Saved entries
(begin)

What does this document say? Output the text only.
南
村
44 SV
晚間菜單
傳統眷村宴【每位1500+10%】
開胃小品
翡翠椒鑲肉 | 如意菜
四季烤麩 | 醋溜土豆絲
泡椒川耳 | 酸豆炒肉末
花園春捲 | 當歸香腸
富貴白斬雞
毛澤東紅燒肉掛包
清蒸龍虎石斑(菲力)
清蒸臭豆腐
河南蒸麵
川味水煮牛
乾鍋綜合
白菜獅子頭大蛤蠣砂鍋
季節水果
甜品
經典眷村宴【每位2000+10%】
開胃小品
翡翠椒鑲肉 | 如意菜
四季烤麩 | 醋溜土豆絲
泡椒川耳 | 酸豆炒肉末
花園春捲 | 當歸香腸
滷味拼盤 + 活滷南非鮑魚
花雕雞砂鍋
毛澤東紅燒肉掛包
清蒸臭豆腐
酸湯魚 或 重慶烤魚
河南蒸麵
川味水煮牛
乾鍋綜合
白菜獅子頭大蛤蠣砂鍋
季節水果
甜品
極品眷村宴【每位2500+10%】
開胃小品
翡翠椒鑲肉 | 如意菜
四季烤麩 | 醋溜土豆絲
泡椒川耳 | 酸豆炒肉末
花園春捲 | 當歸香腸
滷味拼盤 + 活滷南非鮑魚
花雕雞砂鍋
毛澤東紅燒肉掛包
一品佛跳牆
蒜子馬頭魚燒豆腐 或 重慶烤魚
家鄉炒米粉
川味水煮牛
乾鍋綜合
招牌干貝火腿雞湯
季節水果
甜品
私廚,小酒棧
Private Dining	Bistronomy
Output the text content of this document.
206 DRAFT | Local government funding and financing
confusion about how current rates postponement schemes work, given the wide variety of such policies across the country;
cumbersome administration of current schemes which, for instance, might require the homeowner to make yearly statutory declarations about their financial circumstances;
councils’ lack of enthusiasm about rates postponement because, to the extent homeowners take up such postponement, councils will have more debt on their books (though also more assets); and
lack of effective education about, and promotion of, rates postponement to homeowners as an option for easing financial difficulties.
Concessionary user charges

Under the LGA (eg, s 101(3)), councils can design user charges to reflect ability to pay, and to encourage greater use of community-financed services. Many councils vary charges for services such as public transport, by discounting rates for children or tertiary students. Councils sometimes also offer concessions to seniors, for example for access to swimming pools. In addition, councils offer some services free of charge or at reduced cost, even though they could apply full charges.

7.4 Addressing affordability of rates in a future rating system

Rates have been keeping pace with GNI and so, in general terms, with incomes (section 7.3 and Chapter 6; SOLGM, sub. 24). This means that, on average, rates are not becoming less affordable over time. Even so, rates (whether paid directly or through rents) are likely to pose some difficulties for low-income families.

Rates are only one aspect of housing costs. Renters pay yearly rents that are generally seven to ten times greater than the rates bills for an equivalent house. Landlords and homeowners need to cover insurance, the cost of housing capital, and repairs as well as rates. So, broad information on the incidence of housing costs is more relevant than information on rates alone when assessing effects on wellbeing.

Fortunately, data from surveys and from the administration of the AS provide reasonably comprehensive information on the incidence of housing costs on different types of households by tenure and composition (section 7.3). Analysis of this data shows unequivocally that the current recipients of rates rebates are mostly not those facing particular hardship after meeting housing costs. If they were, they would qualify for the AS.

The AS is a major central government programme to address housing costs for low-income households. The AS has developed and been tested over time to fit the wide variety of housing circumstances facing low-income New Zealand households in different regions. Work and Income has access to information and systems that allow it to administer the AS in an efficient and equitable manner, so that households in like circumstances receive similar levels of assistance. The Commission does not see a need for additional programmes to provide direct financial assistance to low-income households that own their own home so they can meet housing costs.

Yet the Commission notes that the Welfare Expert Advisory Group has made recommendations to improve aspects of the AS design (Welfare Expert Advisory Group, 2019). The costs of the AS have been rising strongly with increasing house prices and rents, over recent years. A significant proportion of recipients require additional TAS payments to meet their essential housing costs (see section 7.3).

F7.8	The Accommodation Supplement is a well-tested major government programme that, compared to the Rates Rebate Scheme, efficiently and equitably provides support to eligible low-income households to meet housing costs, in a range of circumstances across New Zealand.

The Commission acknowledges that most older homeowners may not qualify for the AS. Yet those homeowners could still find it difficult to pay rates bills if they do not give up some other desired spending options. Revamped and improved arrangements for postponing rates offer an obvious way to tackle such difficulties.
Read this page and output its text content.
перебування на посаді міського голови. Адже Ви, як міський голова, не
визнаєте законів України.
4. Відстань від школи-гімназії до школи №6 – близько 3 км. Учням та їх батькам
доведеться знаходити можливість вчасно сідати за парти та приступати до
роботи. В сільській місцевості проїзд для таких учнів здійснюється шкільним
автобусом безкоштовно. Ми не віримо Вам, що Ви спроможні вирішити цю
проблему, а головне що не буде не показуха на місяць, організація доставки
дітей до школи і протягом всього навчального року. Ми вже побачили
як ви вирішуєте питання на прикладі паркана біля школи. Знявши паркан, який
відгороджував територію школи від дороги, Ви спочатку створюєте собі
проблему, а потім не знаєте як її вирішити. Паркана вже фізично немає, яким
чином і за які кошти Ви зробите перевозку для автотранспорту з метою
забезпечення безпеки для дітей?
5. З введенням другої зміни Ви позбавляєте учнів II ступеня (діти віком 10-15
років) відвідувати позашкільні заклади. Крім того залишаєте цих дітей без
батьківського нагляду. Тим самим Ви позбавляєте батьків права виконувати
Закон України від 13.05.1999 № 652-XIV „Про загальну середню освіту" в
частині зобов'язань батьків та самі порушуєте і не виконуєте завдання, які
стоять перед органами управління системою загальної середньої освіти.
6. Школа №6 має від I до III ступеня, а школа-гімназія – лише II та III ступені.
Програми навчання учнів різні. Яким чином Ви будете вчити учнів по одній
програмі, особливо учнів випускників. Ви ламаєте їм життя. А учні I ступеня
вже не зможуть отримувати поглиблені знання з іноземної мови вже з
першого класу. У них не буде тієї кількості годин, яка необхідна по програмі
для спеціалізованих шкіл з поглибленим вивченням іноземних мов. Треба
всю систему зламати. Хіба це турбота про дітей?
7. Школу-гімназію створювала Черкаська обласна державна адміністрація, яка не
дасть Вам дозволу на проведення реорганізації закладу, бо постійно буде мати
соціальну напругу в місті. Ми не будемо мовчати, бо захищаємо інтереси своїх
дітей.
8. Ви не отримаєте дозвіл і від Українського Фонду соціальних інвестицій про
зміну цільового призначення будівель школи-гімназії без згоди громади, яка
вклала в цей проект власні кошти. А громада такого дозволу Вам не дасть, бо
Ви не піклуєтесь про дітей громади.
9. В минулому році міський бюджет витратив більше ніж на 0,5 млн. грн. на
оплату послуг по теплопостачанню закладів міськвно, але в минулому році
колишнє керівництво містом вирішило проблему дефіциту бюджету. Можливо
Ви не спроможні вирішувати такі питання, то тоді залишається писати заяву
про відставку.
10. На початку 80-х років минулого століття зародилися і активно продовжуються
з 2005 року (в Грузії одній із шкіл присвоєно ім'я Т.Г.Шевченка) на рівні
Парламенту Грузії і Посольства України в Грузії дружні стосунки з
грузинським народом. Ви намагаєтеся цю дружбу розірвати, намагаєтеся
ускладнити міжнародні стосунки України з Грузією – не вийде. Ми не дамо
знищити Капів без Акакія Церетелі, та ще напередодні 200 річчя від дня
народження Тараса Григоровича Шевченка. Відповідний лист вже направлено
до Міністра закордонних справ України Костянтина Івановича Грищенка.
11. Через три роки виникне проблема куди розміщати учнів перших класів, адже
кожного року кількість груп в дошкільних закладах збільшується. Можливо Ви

(end)

Task to carry out: Set every line of the listing down word for word.

Answer below:
What does this document say? Output the text only.
南
村
44 SV
晚間菜單
傳統眷村宴【每位1500+10%】
開胃小品
翡翠椒鑲肉 | 如意菜
四季烤麩 | 醋溜土豆絲
泡椒川耳 | 酸豆炒肉末
花園春捲 | 當歸香腸
富貴白斬雞
毛澤東紅燒肉掛包
清蒸龍虎石斑(菲力)
清蒸臭豆腐
河南蒸麵
川味水煮牛
乾鍋綜合
白菜獅子頭大蛤蠣砂鍋
季節水果
甜品
經典眷村宴【每位2000+10%】
開胃小品
翡翠椒鑲肉 | 如意菜
四季烤麩 | 醋溜土豆絲
泡椒川耳 | 酸豆炒肉末
花園春捲 | 當歸香腸
滷味拼盤 + 活滷南非鮑魚
花雕雞砂鍋
毛澤東紅燒肉掛包
清蒸臭豆腐
酸湯魚 或 重慶烤魚
河南蒸麵
川味水煮牛
乾鍋綜合
白菜獅子頭大蛤蠣砂鍋
季節水果
甜品
極品眷村宴【每位2500+10%】
開胃小品
翡翠椒鑲肉 | 如意菜
四季烤麩 | 醋溜土豆絲
泡椒川耳 | 酸豆炒肉末
花園春捲 | 當歸香腸
滷味拼盤 + 活滷南非鮑魚
花雕雞砂鍋
毛澤東紅燒肉掛包
一品佛跳牆
蒜子馬頭魚燒豆腐 或 重慶烤魚
家鄉炒米粉
川味水煮牛
乾鍋綜合
招牌干貝火腿雞湯
季節水果
甜品
私廚,小酒棧
Private Dining	Bistronomy
Output the text content of this document.
206 DRAFT | Local government funding and financing
confusion about how current rates postponement schemes work, given the wide variety of such policies across the country;
cumbersome administration of current schemes which, for instance, might require the homeowner to make yearly statutory declarations about their financial circumstances;
councils’ lack of enthusiasm about rates postponement because, to the extent homeowners take up such postponement, councils will have more debt on their books (though also more assets); and
lack of effective education about, and promotion of, rates postponement to homeowners as an option for easing financial difficulties.
Concessionary user charges

Under the LGA (eg, s 101(3)), councils can design user charges to reflect ability to pay, and to encourage greater use of community-financed services. Many councils vary charges for services such as public transport, by discounting rates for children or tertiary students. Councils sometimes also offer concessions to seniors, for example for access to swimming pools. In addition, councils offer some services free of charge or at reduced cost, even though they could apply full charges.

7.4 Addressing affordability of rates in a future rating system

Rates have been keeping pace with GNI and so, in general terms, with incomes (section 7.3 and Chapter 6; SOLGM, sub. 24). This means that, on average, rates are not becoming less affordable over time. Even so, rates (whether paid directly or through rents) are likely to pose some difficulties for low-income families.

Rates are only one aspect of housing costs. Renters pay yearly rents that are generally seven to ten times greater than the rates bills for an equivalent house. Landlords and homeowners need to cover insurance, the cost of housing capital, and repairs as well as rates. So, broad information on the incidence of housing costs is more relevant than information on rates alone when assessing effects on wellbeing.

Fortunately, data from surveys and from the administration of the AS provide reasonably comprehensive information on the incidence of housing costs on different types of households by tenure and composition (section 7.3). Analysis of this data shows unequivocally that the current recipients of rates rebates are mostly not those facing particular hardship after meeting housing costs. If they were, they would qualify for the AS.

The AS is a major central government programme to address housing costs for low-income households. The AS has developed and been tested over time to fit the wide variety of housing circumstances facing low-income New Zealand households in different regions. Work and Income has access to information and systems that allow it to administer the AS in an efficient and equitable manner, so that households in like circumstances receive similar levels of assistance. The Commission does not see a need for additional programmes to provide direct financial assistance to low-income households that own their own home so they can meet housing costs.

Yet the Commission notes that the Welfare Expert Advisory Group has made recommendations to improve aspects of the AS design (Welfare Expert Advisory Group, 2019). The costs of the AS have been rising strongly with increasing house prices and rents, over recent years. A significant proportion of recipients require additional TAS payments to meet their essential housing costs (see section 7.3).

F7.8	The Accommodation Supplement is a well-tested major government programme that, compared to the Rates Rebate Scheme, efficiently and equitably provides support to eligible low-income households to meet housing costs, in a range of circumstances across New Zealand.

The Commission acknowledges that most older homeowners may not qualify for the AS. Yet those homeowners could still find it difficult to pay rates bills if they do not give up some other desired spending options. Revamped and improved arrangements for postponing rates offer an obvious way to tackle such difficulties.
Read this page and output its text content.
перебування на посаді міського голови. Адже Ви, як міський голова, не
визнаєте законів України.
4. Відстань від школи-гімназії до школи №6 – близько 3 км. Учням та їх батькам
доведеться знаходити можливість вчасно сідати за парти та приступати до
роботи. В сільській місцевості проїзд для таких учнів здійснюється шкільним
автобусом безкоштовно. Ми не віримо Вам, що Ви спроможні вирішити цю
проблему, а головне що не буде не показуха на місяць, організація доставки
дітей до школи і протягом всього навчального року. Ми вже побачили
як ви вирішуєте питання на прикладі паркана біля школи. Знявши паркан, який
відгороджував територію школи від дороги, Ви спочатку створюєте собі
проблему, а потім не знаєте як її вирішити. Паркана вже фізично немає, яким
чином і за які кошти Ви зробите перевозку для автотранспорту з метою
забезпечення безпеки для дітей?
5. З введенням другої зміни Ви позбавляєте учнів II ступеня (діти віком 10-15
років) відвідувати позашкільні заклади. Крім того залишаєте цих дітей без
батьківського нагляду. Тим самим Ви позбавляєте батьків права виконувати
Закон України від 13.05.1999 № 652-XIV „Про загальну середню освіту" в
частині зобов'язань батьків та самі порушуєте і не виконуєте завдання, які
стоять перед органами управління системою загальної середньої освіти.
6. Школа №6 має від I до III ступеня, а школа-гімназія – лише II та III ступені.
Програми навчання учнів різні. Яким чином Ви будете вчити учнів по одній
програмі, особливо учнів випускників. Ви ламаєте їм життя. А учні I ступеня
вже не зможуть отримувати поглиблені знання з іноземної мови вже з
першого класу. У них не буде тієї кількості годин, яка необхідна по програмі
для спеціалізованих шкіл з поглибленим вивченням іноземних мов. Треба
всю систему зламати. Хіба це турбота про дітей?
7. Школу-гімназію створювала Черкаська обласна державна адміністрація, яка не
дасть Вам дозволу на проведення реорганізації закладу, бо постійно буде мати
соціальну напругу в місті. Ми не будемо мовчати, бо захищаємо інтереси своїх
дітей.
8. Ви не отримаєте дозвіл і від Українського Фонду соціальних інвестицій про
зміну цільового призначення будівель школи-гімназії без згоди громади, яка
вклала в цей проект власні кошти. А громада такого дозволу Вам не дасть, бо
Ви не піклуєтесь про дітей громади.
9. В минулому році міський бюджет витратив більше ніж на 0,5 млн. грн. на
оплату послуг по теплопостачанню закладів міськвно, але в минулому році
колишнє керівництво містом вирішило проблему дефіциту бюджету. Можливо
Ви не спроможні вирішувати такі питання, то тоді залишається писати заяву
про відставку.
10. На початку 80-х років минулого століття зародилися і активно продовжуються
з 2005 року (в Грузії одній із шкіл присвоєно ім'я Т.Г.Шевченка) на рівні
Парламенту Грузії і Посольства України в Грузії дружні стосунки з
грузинським народом. Ви намагаєтеся цю дружбу розірвати, намагаєтеся
ускладнити міжнародні стосунки України з Грузією – не вийде. Ми не дамо
знищити Капів без Акакія Церетелі, та ще напередодні 200 річчя від дня
народження Тараса Григоровича Шевченка. Відповідний лист вже направлено
до Міністра закордонних справ України Костянтина Івановича Грищенка.
11. Через три роки виникне проблема куди розміщати учнів перших класів, адже
кожного року кількість груп в дошкільних закладах збільшується. Можливо Ви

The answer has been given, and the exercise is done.